Written problem:
Return all lines in the material below that contain "Приложение".

Material for this task:
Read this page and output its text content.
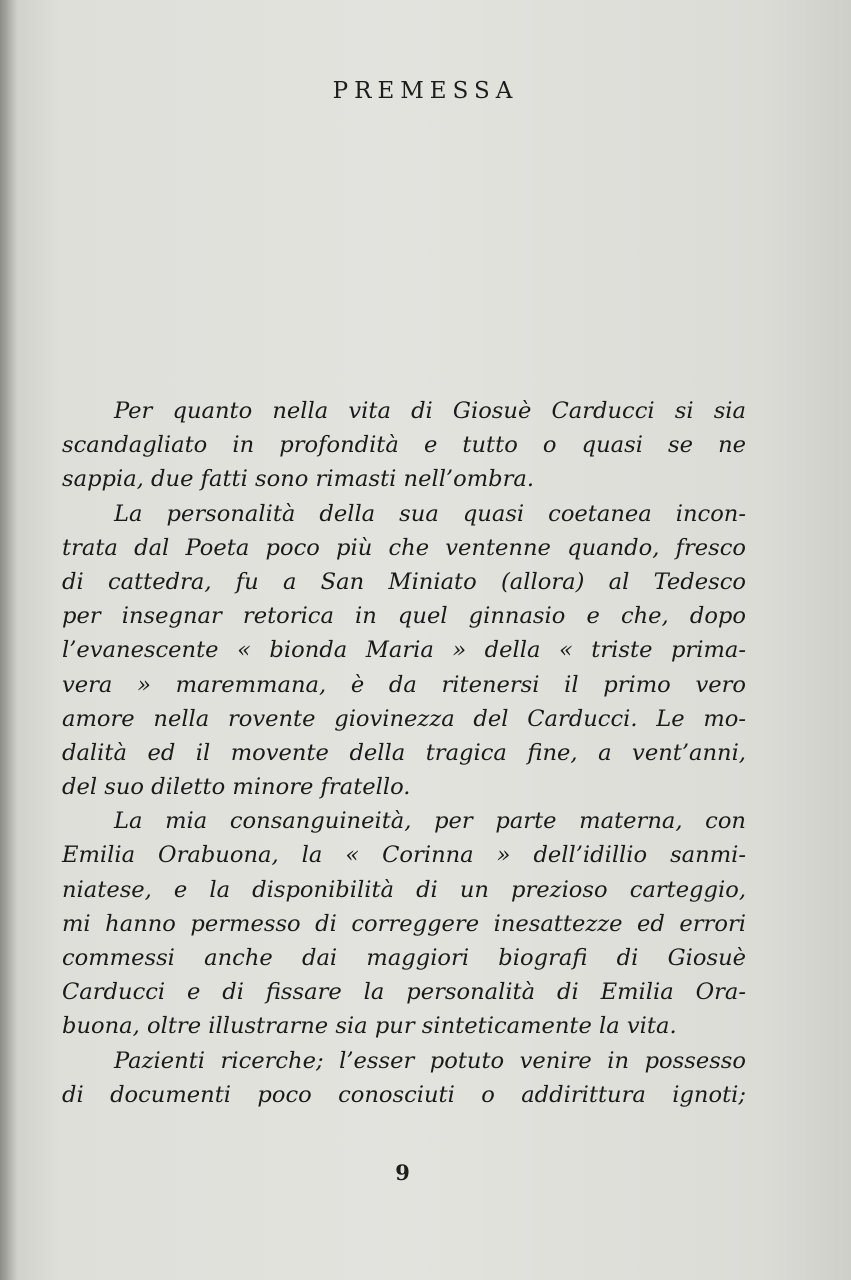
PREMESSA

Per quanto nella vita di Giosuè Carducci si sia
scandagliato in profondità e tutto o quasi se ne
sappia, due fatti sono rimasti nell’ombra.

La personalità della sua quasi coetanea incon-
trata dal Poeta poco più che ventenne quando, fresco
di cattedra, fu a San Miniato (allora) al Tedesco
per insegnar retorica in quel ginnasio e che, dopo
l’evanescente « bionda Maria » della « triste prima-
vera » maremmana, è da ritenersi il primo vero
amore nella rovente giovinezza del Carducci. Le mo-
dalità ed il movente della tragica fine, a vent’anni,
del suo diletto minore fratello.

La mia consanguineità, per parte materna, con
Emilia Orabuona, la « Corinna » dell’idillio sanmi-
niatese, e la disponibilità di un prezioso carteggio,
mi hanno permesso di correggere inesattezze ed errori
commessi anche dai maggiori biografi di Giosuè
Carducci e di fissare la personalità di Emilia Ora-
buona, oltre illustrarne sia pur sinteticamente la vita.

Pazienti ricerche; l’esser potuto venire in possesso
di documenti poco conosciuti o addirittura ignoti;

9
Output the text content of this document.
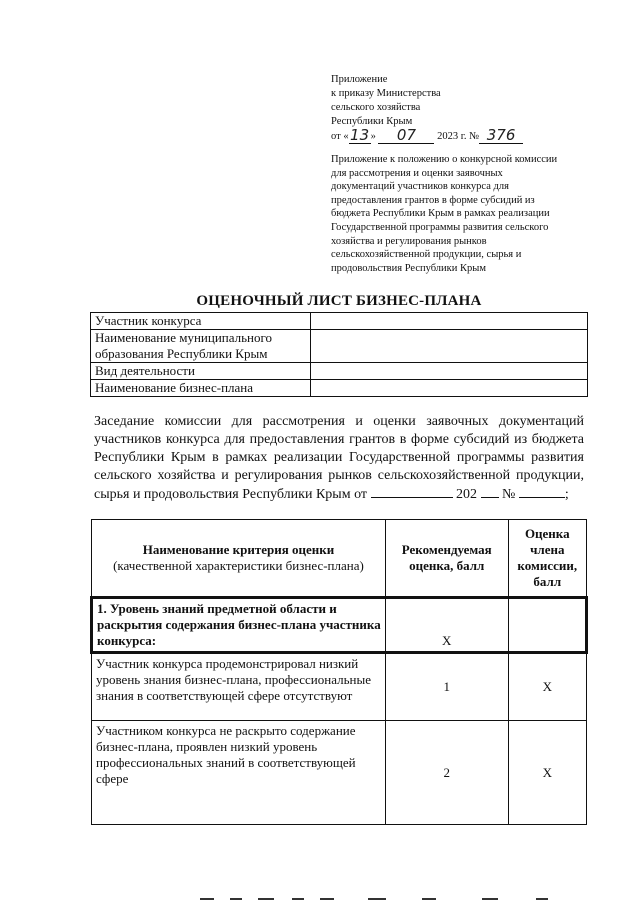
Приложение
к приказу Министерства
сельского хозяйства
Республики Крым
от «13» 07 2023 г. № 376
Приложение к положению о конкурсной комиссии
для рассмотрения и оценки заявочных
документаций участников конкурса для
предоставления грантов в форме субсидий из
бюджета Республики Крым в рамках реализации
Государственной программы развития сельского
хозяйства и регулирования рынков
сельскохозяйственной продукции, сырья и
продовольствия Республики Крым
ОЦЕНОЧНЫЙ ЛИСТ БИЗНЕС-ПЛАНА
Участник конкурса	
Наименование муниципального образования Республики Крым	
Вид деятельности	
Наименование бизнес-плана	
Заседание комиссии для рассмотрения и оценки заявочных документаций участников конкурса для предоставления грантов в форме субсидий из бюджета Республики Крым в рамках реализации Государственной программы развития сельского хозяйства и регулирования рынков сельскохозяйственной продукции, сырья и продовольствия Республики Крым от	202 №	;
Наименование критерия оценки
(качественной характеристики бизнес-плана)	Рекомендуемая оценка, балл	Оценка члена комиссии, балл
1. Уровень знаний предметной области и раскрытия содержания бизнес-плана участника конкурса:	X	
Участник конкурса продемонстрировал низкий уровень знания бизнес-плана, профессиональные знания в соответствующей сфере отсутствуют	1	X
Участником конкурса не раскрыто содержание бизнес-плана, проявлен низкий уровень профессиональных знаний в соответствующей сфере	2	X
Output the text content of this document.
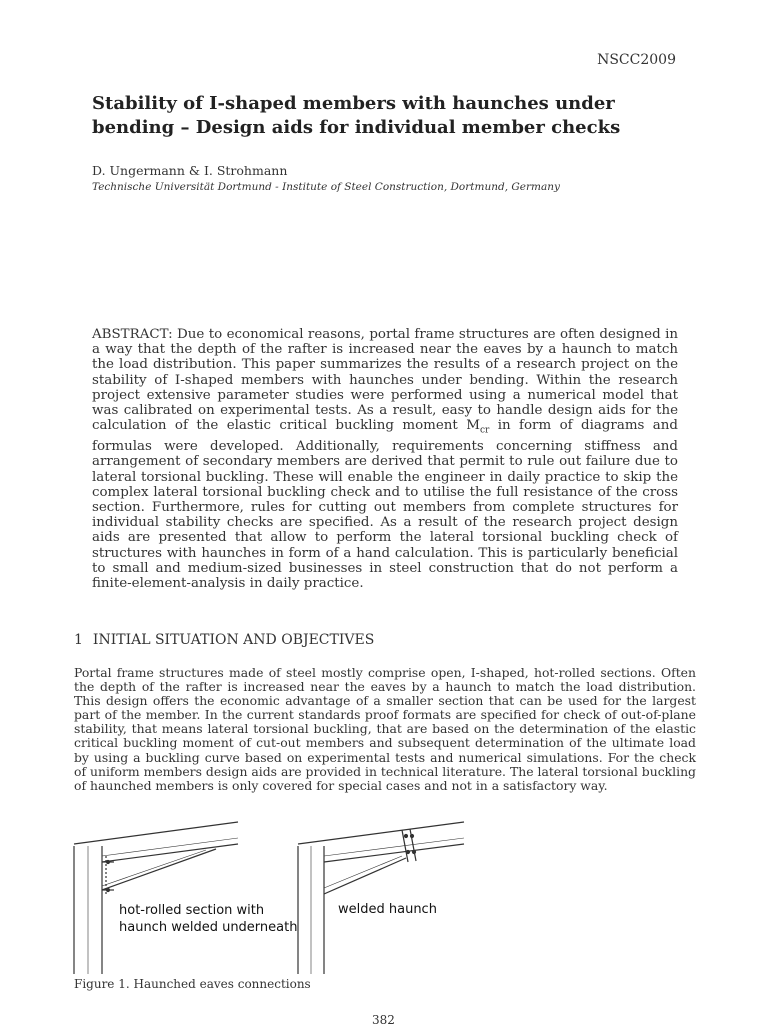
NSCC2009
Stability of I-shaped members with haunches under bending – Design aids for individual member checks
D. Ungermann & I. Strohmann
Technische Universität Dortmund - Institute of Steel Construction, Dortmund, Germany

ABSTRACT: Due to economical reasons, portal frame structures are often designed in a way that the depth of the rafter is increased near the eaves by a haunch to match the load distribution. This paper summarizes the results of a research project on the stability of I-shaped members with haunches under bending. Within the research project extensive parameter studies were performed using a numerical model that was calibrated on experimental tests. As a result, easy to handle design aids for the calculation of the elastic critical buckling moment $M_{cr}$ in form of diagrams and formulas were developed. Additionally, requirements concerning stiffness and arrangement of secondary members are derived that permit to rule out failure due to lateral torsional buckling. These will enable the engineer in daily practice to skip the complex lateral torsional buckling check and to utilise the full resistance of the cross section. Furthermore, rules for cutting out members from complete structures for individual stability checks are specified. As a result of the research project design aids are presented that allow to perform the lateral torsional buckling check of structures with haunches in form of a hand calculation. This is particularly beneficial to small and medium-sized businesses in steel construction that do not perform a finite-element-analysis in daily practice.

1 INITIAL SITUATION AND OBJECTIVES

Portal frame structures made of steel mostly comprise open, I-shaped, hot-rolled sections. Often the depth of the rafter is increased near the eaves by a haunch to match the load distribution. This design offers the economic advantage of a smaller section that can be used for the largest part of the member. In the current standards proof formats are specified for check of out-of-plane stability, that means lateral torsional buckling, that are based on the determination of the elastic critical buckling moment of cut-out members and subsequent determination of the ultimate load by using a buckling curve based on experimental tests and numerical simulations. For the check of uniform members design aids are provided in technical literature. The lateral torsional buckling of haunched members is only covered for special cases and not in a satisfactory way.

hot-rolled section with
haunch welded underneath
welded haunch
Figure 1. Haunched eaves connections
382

Written answer:
Приложение
Приложение к положению о конкурсной комиссии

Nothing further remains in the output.